Pick out each line of the records that includes the string "Stats", and copy it.
-- Start of Records provided --
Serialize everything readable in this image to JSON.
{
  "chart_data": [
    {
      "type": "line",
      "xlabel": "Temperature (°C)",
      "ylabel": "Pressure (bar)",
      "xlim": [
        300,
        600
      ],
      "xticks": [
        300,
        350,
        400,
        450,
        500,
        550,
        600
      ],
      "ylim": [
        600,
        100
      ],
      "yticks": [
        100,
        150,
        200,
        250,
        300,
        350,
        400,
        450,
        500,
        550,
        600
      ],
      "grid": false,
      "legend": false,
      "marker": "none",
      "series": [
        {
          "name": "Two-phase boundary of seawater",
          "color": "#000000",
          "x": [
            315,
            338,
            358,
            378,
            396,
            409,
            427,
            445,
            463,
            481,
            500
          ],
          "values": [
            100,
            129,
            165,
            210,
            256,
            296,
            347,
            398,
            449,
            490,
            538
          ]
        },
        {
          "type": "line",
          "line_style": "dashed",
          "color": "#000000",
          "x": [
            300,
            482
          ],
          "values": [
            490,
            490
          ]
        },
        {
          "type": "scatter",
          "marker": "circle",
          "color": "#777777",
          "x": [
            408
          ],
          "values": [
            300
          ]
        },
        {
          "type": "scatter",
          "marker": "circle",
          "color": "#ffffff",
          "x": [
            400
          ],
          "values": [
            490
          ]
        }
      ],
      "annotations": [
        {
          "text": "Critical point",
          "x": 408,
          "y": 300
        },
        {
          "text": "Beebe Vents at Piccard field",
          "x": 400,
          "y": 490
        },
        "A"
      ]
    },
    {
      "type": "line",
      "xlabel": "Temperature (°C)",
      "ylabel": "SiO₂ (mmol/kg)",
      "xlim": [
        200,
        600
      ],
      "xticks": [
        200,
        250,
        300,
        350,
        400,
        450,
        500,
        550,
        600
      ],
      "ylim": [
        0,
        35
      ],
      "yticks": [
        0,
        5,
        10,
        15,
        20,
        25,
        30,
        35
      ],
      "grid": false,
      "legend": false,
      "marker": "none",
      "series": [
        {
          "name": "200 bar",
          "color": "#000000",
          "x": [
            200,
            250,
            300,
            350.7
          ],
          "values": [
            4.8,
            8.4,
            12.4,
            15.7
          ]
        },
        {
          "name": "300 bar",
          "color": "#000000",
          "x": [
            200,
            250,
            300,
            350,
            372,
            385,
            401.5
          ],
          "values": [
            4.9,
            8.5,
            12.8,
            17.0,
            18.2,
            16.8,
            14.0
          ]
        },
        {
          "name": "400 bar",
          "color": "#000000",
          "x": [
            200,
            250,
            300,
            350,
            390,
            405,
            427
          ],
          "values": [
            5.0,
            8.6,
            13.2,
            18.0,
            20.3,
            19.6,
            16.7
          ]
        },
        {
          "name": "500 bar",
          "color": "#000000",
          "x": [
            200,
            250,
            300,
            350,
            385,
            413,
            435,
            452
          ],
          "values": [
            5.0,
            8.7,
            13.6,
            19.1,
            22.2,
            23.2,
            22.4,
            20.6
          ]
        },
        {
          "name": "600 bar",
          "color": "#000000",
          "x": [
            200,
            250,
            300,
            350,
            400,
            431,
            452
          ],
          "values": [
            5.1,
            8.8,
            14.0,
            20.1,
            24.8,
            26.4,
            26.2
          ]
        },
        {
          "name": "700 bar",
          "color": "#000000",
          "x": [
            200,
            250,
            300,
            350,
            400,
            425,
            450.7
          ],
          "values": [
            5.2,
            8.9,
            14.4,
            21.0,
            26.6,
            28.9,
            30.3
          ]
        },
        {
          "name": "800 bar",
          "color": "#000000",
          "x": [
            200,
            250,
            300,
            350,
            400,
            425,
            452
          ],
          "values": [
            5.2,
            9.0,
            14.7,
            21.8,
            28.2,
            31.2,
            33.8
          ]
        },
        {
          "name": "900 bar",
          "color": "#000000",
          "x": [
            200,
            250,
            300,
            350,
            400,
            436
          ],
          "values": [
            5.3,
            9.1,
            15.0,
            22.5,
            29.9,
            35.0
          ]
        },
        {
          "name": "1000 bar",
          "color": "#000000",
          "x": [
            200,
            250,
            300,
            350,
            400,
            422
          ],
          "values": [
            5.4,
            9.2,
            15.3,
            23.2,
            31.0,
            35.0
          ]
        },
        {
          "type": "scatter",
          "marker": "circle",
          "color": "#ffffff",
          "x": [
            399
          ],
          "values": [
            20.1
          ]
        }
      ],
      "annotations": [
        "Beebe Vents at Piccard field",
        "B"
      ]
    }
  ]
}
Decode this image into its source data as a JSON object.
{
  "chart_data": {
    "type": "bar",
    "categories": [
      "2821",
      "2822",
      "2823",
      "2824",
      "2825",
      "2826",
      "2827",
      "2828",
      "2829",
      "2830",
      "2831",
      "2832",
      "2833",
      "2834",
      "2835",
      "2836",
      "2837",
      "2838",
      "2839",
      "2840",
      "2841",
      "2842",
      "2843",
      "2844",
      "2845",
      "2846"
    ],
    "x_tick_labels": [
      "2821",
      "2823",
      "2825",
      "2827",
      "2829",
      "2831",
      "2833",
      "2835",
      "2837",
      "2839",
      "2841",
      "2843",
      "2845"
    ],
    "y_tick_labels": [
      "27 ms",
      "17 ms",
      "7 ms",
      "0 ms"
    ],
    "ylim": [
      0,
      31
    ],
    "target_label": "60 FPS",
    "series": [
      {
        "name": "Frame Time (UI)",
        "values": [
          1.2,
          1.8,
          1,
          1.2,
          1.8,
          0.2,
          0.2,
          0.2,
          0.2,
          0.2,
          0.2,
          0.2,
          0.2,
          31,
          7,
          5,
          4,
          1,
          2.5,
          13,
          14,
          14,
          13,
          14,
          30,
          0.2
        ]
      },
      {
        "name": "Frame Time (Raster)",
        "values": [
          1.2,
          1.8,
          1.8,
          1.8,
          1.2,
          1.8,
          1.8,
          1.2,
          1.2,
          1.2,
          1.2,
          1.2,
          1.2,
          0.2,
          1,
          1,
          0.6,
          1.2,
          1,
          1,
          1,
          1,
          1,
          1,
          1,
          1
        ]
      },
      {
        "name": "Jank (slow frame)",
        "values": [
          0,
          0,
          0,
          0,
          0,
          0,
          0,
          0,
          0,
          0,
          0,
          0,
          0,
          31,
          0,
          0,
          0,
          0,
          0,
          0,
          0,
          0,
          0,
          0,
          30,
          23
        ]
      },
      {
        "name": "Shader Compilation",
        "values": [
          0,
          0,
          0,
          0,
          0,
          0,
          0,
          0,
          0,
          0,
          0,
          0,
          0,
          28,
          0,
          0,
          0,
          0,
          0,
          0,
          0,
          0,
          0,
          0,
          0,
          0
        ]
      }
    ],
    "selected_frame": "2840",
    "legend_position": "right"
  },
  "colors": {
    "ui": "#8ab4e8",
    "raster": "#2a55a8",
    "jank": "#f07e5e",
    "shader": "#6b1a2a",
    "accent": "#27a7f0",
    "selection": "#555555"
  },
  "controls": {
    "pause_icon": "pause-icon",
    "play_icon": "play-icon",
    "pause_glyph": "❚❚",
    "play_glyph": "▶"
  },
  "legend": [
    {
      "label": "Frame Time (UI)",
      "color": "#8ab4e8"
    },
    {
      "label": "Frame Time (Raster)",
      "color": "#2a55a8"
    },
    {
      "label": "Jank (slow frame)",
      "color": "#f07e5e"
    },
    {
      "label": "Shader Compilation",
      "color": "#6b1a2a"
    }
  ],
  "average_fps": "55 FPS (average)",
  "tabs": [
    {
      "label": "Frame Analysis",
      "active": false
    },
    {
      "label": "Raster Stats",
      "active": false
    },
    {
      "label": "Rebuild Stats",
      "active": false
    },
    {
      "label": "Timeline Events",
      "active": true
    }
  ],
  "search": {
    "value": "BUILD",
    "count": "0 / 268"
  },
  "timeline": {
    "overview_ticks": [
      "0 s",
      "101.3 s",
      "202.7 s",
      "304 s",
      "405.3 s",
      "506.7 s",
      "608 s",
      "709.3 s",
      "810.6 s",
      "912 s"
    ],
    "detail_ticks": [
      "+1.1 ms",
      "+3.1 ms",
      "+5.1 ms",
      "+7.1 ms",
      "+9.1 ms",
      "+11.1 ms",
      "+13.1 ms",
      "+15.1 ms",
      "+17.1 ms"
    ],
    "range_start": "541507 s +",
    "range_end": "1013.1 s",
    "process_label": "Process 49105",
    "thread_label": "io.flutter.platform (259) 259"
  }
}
-- End of Records provided --
Written solution
      "label": "Raster Stats",
      "label": "Rebuild Stats",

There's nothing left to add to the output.